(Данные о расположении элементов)

════

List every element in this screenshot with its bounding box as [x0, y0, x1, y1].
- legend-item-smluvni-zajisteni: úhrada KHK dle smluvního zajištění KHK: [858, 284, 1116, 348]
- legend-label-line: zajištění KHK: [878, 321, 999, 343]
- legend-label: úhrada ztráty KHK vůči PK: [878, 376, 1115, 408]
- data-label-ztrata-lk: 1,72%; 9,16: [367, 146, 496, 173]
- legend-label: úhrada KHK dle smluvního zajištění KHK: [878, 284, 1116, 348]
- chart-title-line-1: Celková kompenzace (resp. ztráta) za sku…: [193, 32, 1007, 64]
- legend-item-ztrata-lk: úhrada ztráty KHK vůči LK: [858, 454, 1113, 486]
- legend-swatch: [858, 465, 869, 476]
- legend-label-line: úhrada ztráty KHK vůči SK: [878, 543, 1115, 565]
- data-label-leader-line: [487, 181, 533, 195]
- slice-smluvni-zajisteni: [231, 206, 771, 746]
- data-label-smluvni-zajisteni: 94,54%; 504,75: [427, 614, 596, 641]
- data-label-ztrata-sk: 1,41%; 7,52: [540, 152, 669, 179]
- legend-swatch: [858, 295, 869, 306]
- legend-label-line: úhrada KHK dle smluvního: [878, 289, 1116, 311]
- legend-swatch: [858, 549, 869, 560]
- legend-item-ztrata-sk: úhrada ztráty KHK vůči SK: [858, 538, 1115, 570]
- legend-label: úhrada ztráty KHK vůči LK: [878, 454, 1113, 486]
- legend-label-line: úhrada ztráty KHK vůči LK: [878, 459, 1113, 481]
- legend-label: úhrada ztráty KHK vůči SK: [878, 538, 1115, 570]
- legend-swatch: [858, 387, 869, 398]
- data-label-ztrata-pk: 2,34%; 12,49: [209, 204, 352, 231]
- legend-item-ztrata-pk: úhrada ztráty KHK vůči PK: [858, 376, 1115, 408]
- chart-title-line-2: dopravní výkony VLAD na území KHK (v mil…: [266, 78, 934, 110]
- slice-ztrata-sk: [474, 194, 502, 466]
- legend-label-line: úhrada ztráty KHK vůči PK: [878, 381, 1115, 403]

════

Цель: Выведите нумерованным списком строки данных с самого начала до строки с «- chart-title-line-1: Celková» включительно, пропустив пустые строки.

Полный ответ:
1. List every element in this screenshot with its bounding box as [x0, y0, x1, y1].
2. - legend-item-smluvni-zajisteni: úhrada KHK dle smluvního zajištění KHK: [858, 284, 1116, 348]
3. - legend-label-line: zajištění KHK: [878, 321, 999, 343]
4. - legend-label: úhrada ztráty KHK vůči PK: [878, 376, 1115, 408]
5. - data-label-ztrata-lk: 1,72%; 9,16: [367, 146, 496, 173]
6. - legend-label: úhrada KHK dle smluvního zajištění KHK: [878, 284, 1116, 348]
7. - chart-title-line-1: Celková kompenzace (resp. ztráta) za sku…: [193, 32, 1007, 64]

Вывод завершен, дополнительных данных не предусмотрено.